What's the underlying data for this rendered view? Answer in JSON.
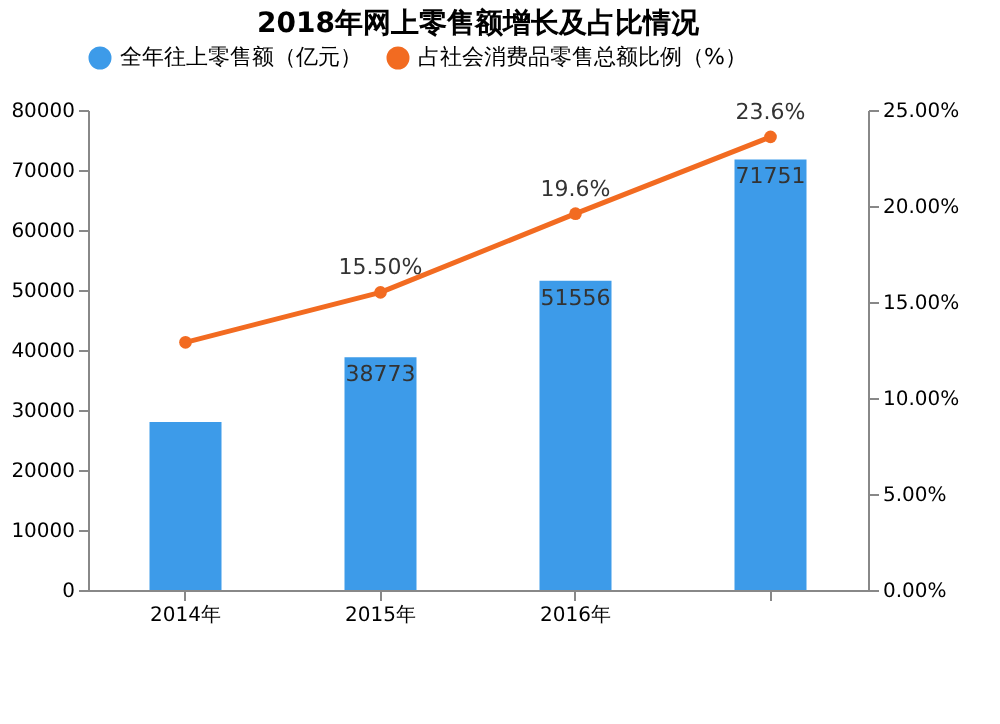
{
  "chart_data": {
    "type": "bar",
    "title": "2018年网上零售额增长及占比情况",
    "categories": [
      "2014年",
      "2015年",
      "2016年",
      null
    ],
    "series": [
      {
        "name": "全年往上零售额（亿元）",
        "color": "#3d9be9",
        "values": [
          28000,
          38773,
          51556,
          71751
        ],
        "value_labels": [
          null,
          "38773",
          "51556",
          "71751"
        ]
      },
      {
        "name": "占社会消费品零售总额比例（%）",
        "type": "line",
        "axis": "y2",
        "color": "#f26b21",
        "marker": "circle",
        "values": [
          12.9,
          15.5,
          19.6,
          23.6
        ],
        "value_labels": [
          null,
          "15.50%",
          "19.6%",
          "23.6%"
        ]
      }
    ],
    "ylim": [
      0,
      80000
    ],
    "yticks": [
      0,
      10000,
      20000,
      30000,
      40000,
      50000,
      60000,
      70000,
      80000
    ],
    "y2lim": [
      0,
      25
    ],
    "y2ticks": [
      {
        "value": 0,
        "label": "0.00%"
      },
      {
        "value": 5,
        "label": "5.00%"
      },
      {
        "value": 10,
        "label": "10.00%"
      },
      {
        "value": 15,
        "label": "15.00%"
      },
      {
        "value": 20,
        "label": "20.00%"
      },
      {
        "value": 25,
        "label": "25.00%"
      }
    ],
    "legend": "top",
    "grid": false
  }
}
········
Aim: Leave out the pictures and copy the rest of the material above exactly.

Task output:
What's the underlying data for this rendered view? Answer in JSON.
{
  "chart_data": {
    "type": "bar",
    "title": "2018年网上零售额增长及占比情况",
    "categories": [
      "2014年",
      "2015年",
      "2016年",
      null
    ],
    "series": [
      {
        "name": "全年往上零售额（亿元）",
        "color": "#3d9be9",
        "values": [
          28000,
          38773,
          51556,
          71751
        ],
        "value_labels": [
          null,
          "38773",
          "51556",
          "71751"
        ]
      },
      {
        "name": "占社会消费品零售总额比例（%）",
        "type": "line",
        "axis": "y2",
        "color": "#f26b21",
        "marker": "circle",
        "values": [
          12.9,
          15.5,
          19.6,
          23.6
        ],
        "value_labels": [
          null,
          "15.50%",
          "19.6%",
          "23.6%"
        ]
      }
    ],
    "ylim": [
      0,
      80000
    ],
    "yticks": [
      0,
      10000,
      20000,
      30000,
      40000,
      50000,
      60000,
      70000,
      80000
    ],
    "y2lim": [
      0,
      25
    ],
    "y2ticks": [
      {
        "value": 0,
        "label": "0.00%"
      },
      {
        "value": 5,
        "label": "5.00%"
      },
      {
        "value": 10,
        "label": "10.00%"
      },
      {
        "value": 15,
        "label": "15.00%"
      },
      {
        "value": 20,
        "label": "20.00%"
      },
      {
        "value": 25,
        "label": "25.00%"
      }
    ],
    "legend": "top",
    "grid": false
  }
}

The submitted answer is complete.